WHAT THIS EXERCISE ASKS:
1 – In the parenting workshop post, what age range did the children of the parents attending the 'Joys of Parenting' session fall into?
2 – Translate this sentence from the parenting workshop post into Spanish: "Then they were asked to compare the way their parents were and the way they are as parents."
3 – Write out the part of the parenting workshop post from "1. Sharing of" up to and including "are as parents.".

SOURCE:
* Begin *

Monday, March 24, 2008

Workshop on Parenting (4 & 7 Marc)

Workshop by Kirandeep : Kidsfreesouls Team Crew Member

Hello everyone!
First of all I would like to thank all the parents who turned up for the ‘Joys of Parenting’ workshop conducted on the 4th and 7th of March. Hope you took home a lot of useful learning and wish you lots of joy and happiness in parenting. Hope to see you for the forthcoming sessions too!

A brief overview of my workshops for those who missed it:
The ‘Joys of Parenting’ session which was conducted for parents of children aged 2 to 10 years included:

1. Sharing of parenting problems
2. Going back to own childhood
3. Principles of joyful parenting
4. Making certain resolutions

1. The problems discussed by parents included problems with children and personal problems.
The problems with children were rebellious behaviour, tantrums for obtaining things, disobedience.

The problems of parents themselves were time pressures, sacrificing own career (especially mothers), single parenting (where husband is generally away for work).

2. Then we had an activity where the parents actually close their eyes and try to relive childhood memories- remembering how they felt and thought as children, the people who mattered to them and why, the kind of upbringing and family atmosphere they got, the unique ways of their parents or care givers, everything they can remember.

Then they were asked to compare the way their parents were and the way they are as parents.
The point is to prove that we unknowingly adopt the parenting styles of our own parents when we have children. So the key is to identify those similarities and review whether they are working for us or not.

* End *

AVAILABLE DATA:
* Begin *

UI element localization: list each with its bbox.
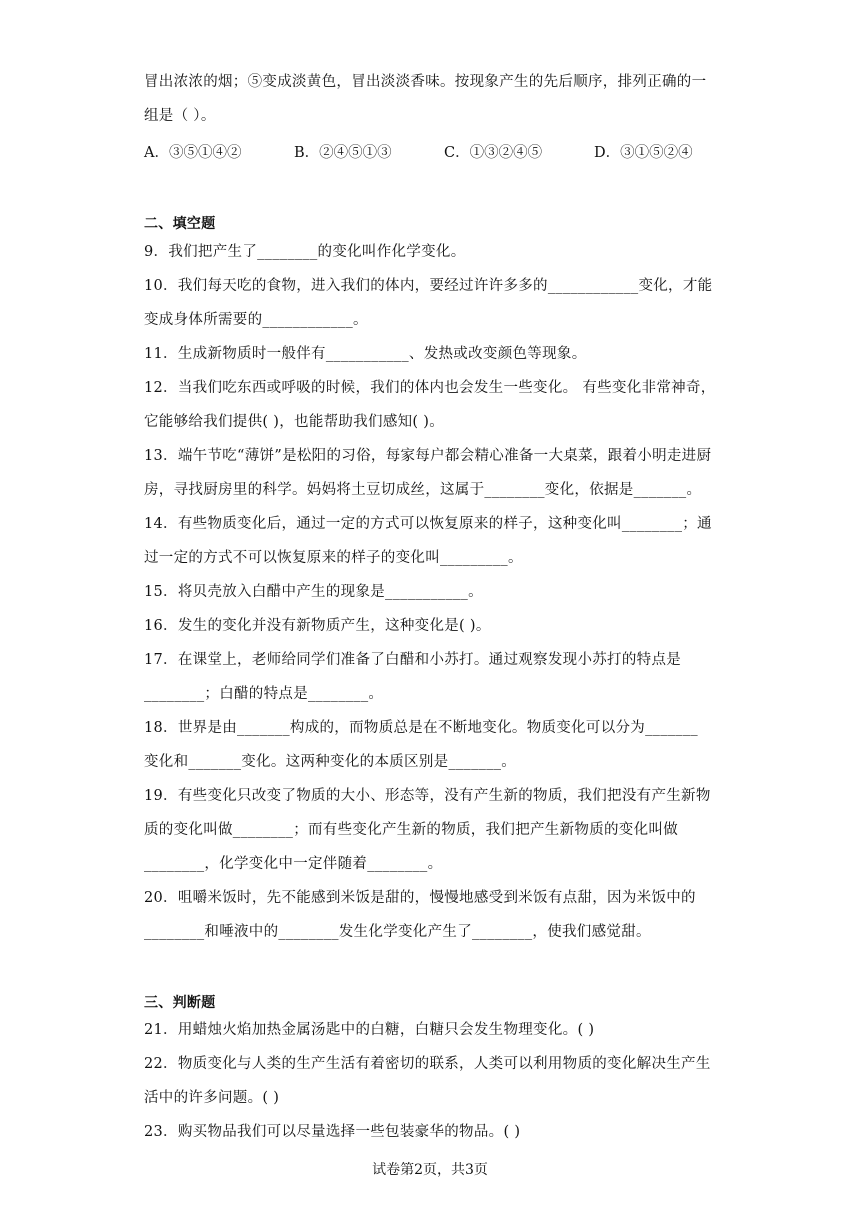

* End *

TASK RESULTS:
1 – The children were aged 2 to 10 years.

2 – Luego se les pidió que compararan cómo eran sus padres y cómo son ellos como padres.

3 –
1. Sharing of parenting problems
2. Going back to own childhood
3. Principles of joyful parenting
4. Making certain resolutions

1. The problems discussed by parents included problems with children and personal problems.
The problems with children were rebellious behaviour, tantrums for obtaining things, disobedience.

The problems of parents themselves were time pressures, sacrificing own career (especially mothers), single parenting (where husband is generally away for work).

2. Then we had an activity where the parents actually close their eyes and try to relive childhood memories- remembering how they felt and thought as children, the people who mattered to them and why, the kind of upbringing and family atmosphere they got, the unique ways of their parents or care givers, everything they can remember.

Then they were asked to compare the way their parents were and the way they are as parents.